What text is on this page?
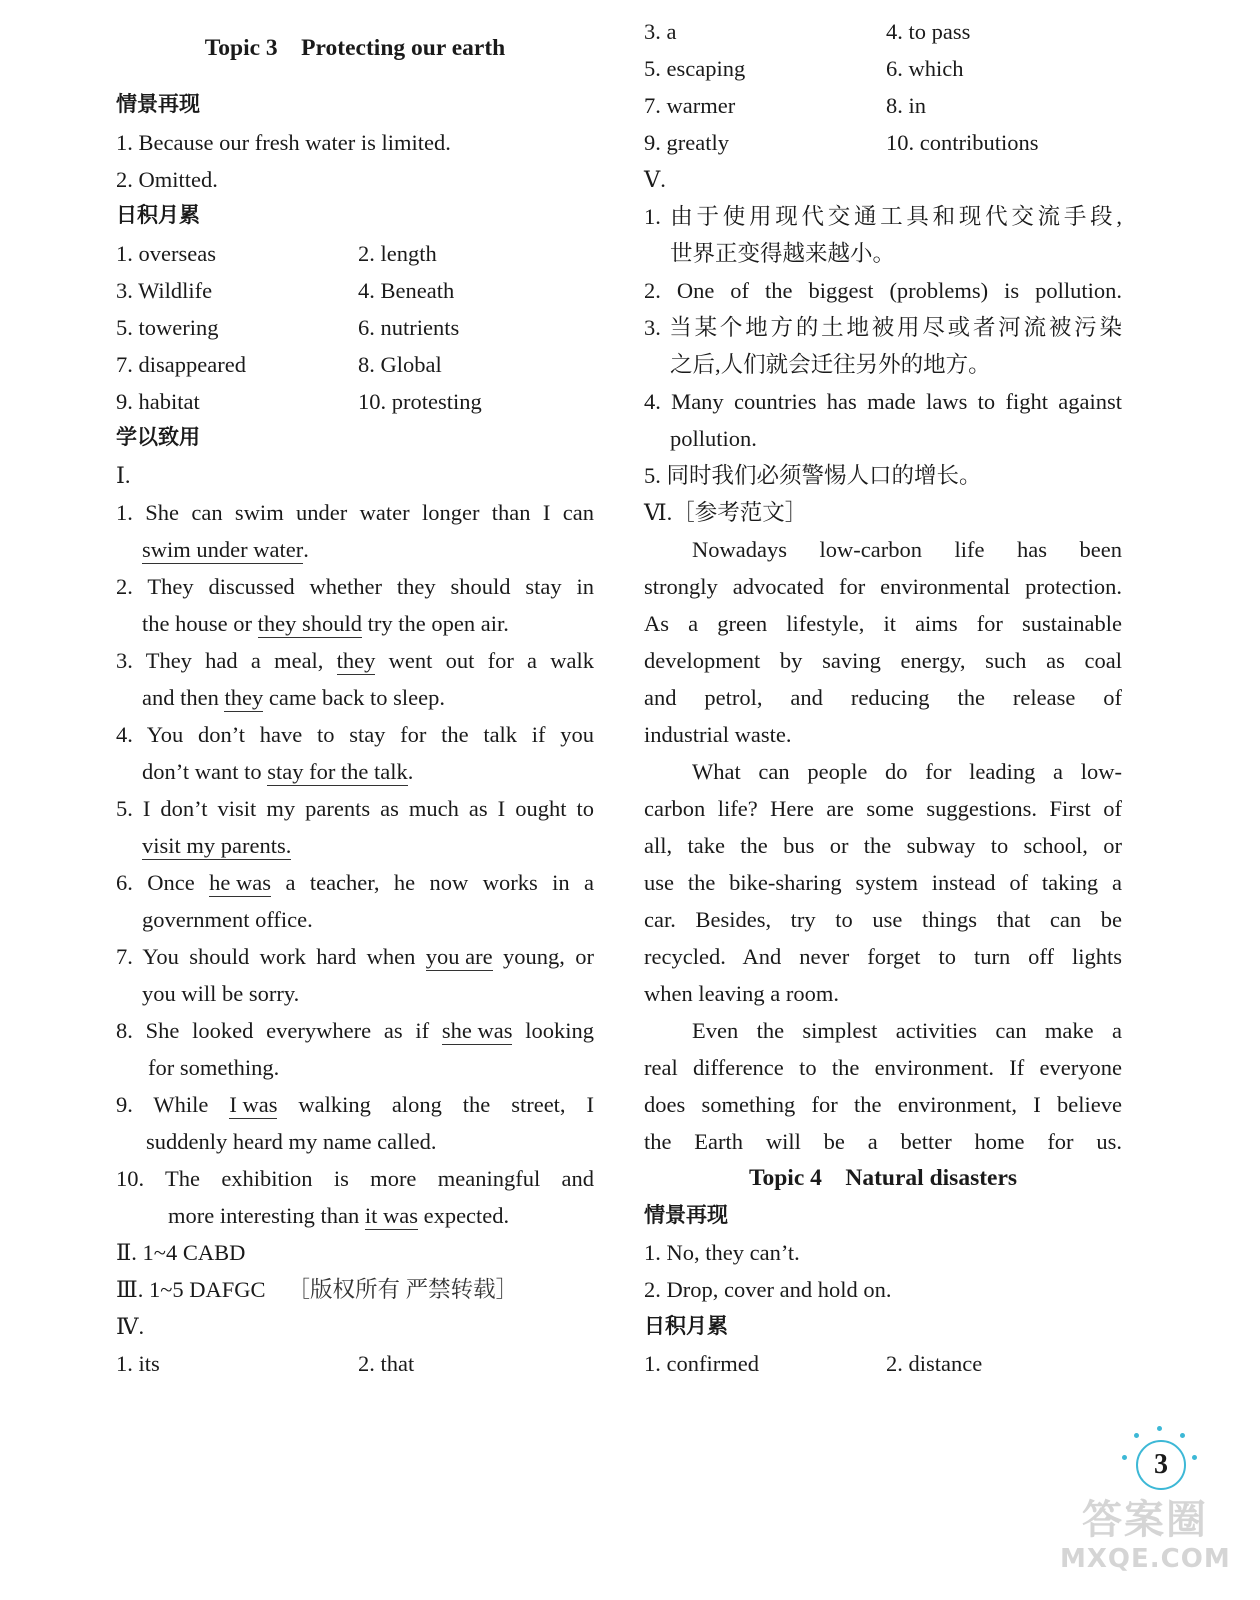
Topic 3 Protecting our earth
情景再现
1. Because our fresh water is limited.
2. Omitted.
日积月累
1. overseas	2. length
3. Wildlife	4. Beneath
5. towering	6. nutrients
7. disappeared	8. Global
9. habitat	10. protesting
学以致用
Ⅰ.
1. She can swim under water longer than I can
swim under water.
2. They discussed whether they should stay in
the house or they should try the open air.
3. They had a meal, they went out for a walk
and then they came back to sleep.
4. You don’t have to stay for the talk if you
don’t want to stay for the talk.
5. I don’t visit my parents as much as I ought to
visit my parents.
6. Once he was a teacher, he now works in a
government office.
7. You should work hard when you are young, or
you will be sorry.
8. She looked everywhere as if she was looking
for something.
9. While I was walking along the street, I
suddenly heard my name called.
10. The exhibition is more meaningful and
more interesting than it was expected.
Ⅱ. 1~4 CABD
Ⅲ. 1~5 DAFGC ［版权所有 严禁转载］
Ⅳ.
1. its	2. that
3. a	4. to pass
5. escaping	6. which
7. warmer	8. in
9. greatly	10. contributions
Ⅴ.
1. 由于使用现代交通工具和现代交流手段,
世界正变得越来越小。
2. One of the biggest (problems) is pollution.
3. 当某个地方的土地被用尽或者河流被污染
之后,人们就会迁往另外的地方。
4. Many countries has made laws to fight against
pollution.
5. 同时我们必须警惕人口的增长。
Ⅵ.［参考范文］
Nowadays low-carbon life has been
strongly advocated for environmental protection.
As a green lifestyle, it aims for sustainable
development by saving energy, such as coal
and petrol, and reducing the release of
industrial waste.
What can people do for leading a low-
carbon life? Here are some suggestions. First of
all, take the bus or the subway to school, or
use the bike-sharing system instead of taking a
car. Besides, try to use things that can be
recycled. And never forget to turn off lights
when leaving a room.
Even the simplest activities can make a
real difference to the environment. If everyone
does something for the environment, I believe
the Earth will be a better home for us.
Topic 4 Natural disasters
情景再现
1. No, they can’t.
2. Drop, cover and hold on.
日积月累
1. confirmed	2. distance
3
答案圈
MXQE.COM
-------------------------
WHAT NEEDS TO BE DONE: Set down the material exactly, every line of it, except for the pictures.

RESPONSE:
What text is on this page?
Topic 3 Protecting our earth
情景再现
1. Because our fresh water is limited.
2. Omitted.
日积月累
1. overseas	2. length
3. Wildlife	4. Beneath
5. towering	6. nutrients
7. disappeared	8. Global
9. habitat	10. protesting
学以致用
Ⅰ.
1. She can swim under water longer than I can
swim under water.
2. They discussed whether they should stay in
the house or they should try the open air.
3. They had a meal, they went out for a walk
and then they came back to sleep.
4. You don’t have to stay for the talk if you
don’t want to stay for the talk.
5. I don’t visit my parents as much as I ought to
visit my parents.
6. Once he was a teacher, he now works in a
government office.
7. You should work hard when you are young, or
you will be sorry.
8. She looked everywhere as if she was looking
for something.
9. While I was walking along the street, I
suddenly heard my name called.
10. The exhibition is more meaningful and
more interesting than it was expected.
Ⅱ. 1~4 CABD
Ⅲ. 1~5 DAFGC ［版权所有 严禁转载］
Ⅳ.
1. its	2. that
3. a	4. to pass
5. escaping	6. which
7. warmer	8. in
9. greatly	10. contributions
Ⅴ.
1. 由于使用现代交通工具和现代交流手段,
世界正变得越来越小。
2. One of the biggest (problems) is pollution.
3. 当某个地方的土地被用尽或者河流被污染
之后,人们就会迁往另外的地方。
4. Many countries has made laws to fight against
pollution.
5. 同时我们必须警惕人口的增长。
Ⅵ.［参考范文］
Nowadays low-carbon life has been
strongly advocated for environmental protection.
As a green lifestyle, it aims for sustainable
development by saving energy, such as coal
and petrol, and reducing the release of
industrial waste.
What can people do for leading a low-
carbon life? Here are some suggestions. First of
all, take the bus or the subway to school, or
use the bike-sharing system instead of taking a
car. Besides, try to use things that can be
recycled. And never forget to turn off lights
when leaving a room.
Even the simplest activities can make a
real difference to the environment. If everyone
does something for the environment, I believe
the Earth will be a better home for us.
Topic 4 Natural disasters
情景再现
1. No, they can’t.
2. Drop, cover and hold on.
日积月累
1. confirmed	2. distance
3
答案圈
MXQE.COM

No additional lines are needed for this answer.